- Aim of the exercise: Among the records that follow, how many lines include the string "Catenin"? Only the number is wanted.
------------------------------------------------------------
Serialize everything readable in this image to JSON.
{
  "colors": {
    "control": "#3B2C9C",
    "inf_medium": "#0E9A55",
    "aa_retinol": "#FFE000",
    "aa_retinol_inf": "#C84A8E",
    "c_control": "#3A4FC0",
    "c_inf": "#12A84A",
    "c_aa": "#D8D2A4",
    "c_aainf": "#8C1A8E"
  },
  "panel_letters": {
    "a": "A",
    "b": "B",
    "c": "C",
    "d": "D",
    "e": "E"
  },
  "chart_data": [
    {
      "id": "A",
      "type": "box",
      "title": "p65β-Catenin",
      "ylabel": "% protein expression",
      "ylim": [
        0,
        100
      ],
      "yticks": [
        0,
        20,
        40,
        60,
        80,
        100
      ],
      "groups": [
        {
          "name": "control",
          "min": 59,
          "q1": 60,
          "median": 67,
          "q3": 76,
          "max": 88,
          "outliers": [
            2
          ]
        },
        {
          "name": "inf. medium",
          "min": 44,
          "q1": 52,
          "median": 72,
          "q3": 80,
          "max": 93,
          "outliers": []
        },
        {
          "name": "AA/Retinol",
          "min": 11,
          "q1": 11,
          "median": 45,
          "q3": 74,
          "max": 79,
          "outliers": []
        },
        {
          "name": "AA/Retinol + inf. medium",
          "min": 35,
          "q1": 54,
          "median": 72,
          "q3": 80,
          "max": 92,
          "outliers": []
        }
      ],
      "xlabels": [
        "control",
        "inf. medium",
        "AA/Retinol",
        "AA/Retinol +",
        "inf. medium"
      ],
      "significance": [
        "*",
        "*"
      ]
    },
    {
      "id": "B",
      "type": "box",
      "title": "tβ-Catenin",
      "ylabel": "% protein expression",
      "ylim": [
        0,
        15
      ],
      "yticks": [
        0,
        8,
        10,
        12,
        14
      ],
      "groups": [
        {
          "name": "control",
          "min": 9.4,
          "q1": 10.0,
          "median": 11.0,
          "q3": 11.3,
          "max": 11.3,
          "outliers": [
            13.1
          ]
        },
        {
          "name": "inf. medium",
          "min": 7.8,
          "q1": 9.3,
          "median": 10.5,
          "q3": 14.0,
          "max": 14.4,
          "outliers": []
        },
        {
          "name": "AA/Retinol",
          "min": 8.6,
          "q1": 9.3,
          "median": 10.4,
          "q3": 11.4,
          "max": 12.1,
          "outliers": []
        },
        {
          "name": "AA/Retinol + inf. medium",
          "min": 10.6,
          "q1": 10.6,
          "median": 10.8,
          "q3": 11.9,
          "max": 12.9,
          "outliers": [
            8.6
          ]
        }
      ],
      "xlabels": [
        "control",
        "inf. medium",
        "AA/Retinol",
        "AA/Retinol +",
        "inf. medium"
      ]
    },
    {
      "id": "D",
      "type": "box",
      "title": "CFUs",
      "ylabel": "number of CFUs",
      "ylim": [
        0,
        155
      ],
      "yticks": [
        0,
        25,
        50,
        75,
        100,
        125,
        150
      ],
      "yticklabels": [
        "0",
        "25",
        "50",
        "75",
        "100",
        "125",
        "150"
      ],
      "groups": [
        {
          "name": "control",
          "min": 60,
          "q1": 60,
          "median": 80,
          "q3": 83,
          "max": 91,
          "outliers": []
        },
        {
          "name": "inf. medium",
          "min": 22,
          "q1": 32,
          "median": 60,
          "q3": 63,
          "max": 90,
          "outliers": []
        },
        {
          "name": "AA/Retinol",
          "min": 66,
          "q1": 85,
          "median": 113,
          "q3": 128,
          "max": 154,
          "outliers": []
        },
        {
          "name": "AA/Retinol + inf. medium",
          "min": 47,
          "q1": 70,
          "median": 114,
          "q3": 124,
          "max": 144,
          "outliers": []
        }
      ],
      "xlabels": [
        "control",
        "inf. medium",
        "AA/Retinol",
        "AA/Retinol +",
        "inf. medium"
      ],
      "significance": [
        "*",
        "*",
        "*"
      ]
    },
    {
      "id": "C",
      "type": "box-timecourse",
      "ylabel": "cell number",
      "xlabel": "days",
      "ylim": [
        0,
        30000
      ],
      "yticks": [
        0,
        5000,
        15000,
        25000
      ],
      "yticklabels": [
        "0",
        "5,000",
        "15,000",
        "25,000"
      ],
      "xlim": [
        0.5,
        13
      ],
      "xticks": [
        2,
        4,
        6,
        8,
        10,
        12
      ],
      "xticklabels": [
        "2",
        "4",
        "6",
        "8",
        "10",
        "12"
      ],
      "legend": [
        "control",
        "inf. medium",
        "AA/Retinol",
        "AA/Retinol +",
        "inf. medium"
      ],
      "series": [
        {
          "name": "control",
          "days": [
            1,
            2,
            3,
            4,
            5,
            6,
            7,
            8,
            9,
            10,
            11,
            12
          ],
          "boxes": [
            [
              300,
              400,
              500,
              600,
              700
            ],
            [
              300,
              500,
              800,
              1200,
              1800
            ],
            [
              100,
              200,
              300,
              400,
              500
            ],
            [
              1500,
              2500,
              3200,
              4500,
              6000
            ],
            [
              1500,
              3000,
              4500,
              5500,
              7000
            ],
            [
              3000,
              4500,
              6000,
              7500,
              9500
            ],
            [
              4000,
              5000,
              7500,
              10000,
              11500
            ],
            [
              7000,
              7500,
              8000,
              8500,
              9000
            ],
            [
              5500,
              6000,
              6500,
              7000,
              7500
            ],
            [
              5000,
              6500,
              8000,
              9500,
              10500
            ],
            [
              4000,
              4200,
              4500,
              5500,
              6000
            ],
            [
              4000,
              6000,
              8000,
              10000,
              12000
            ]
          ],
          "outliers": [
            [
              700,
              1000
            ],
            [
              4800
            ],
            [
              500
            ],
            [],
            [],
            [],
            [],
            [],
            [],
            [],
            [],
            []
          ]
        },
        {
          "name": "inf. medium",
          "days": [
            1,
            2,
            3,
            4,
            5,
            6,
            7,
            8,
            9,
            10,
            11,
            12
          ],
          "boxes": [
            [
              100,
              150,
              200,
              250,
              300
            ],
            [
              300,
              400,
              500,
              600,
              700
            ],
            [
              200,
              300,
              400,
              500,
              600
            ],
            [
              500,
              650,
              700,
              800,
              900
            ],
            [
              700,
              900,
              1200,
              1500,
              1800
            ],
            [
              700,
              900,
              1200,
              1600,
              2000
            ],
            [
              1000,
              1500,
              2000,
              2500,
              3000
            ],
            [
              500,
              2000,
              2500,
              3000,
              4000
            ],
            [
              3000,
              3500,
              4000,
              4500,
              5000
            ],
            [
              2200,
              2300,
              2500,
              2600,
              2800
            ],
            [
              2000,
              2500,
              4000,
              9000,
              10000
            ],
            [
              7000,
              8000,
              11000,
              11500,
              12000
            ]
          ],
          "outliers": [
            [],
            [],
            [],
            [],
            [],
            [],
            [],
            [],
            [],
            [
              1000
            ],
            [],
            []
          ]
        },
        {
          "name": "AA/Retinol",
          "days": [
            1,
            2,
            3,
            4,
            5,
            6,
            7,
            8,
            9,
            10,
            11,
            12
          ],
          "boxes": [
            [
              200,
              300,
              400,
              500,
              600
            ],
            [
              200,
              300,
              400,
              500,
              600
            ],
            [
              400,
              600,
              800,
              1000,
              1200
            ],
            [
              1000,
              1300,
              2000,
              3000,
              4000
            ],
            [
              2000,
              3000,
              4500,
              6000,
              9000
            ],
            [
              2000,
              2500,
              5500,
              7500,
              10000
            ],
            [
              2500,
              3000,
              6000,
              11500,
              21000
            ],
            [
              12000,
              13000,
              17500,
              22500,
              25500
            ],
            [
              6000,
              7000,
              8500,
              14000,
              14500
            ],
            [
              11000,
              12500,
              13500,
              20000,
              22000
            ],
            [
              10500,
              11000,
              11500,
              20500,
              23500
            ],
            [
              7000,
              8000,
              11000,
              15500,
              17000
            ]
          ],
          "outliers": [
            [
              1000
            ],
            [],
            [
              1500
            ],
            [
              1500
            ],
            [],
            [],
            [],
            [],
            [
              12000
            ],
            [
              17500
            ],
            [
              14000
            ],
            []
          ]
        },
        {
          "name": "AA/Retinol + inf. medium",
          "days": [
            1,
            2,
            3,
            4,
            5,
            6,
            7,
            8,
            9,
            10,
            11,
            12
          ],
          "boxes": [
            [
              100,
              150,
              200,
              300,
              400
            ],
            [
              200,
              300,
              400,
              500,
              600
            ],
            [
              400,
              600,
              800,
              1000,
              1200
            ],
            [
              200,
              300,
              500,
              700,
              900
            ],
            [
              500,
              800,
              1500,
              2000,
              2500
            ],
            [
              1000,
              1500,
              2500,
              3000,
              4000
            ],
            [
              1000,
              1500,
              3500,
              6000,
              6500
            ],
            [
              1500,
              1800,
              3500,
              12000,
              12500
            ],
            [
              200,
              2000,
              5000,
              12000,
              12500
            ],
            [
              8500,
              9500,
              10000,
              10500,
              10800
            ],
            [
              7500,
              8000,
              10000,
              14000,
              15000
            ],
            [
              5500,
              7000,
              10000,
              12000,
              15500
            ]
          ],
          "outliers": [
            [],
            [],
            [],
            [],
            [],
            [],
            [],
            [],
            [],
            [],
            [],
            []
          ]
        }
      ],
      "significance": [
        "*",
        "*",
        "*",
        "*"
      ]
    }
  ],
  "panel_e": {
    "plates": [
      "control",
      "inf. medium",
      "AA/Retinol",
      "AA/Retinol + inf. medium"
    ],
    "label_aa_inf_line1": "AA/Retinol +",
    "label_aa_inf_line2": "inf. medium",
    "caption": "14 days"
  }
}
------------------------------------------------------------
- Result: 2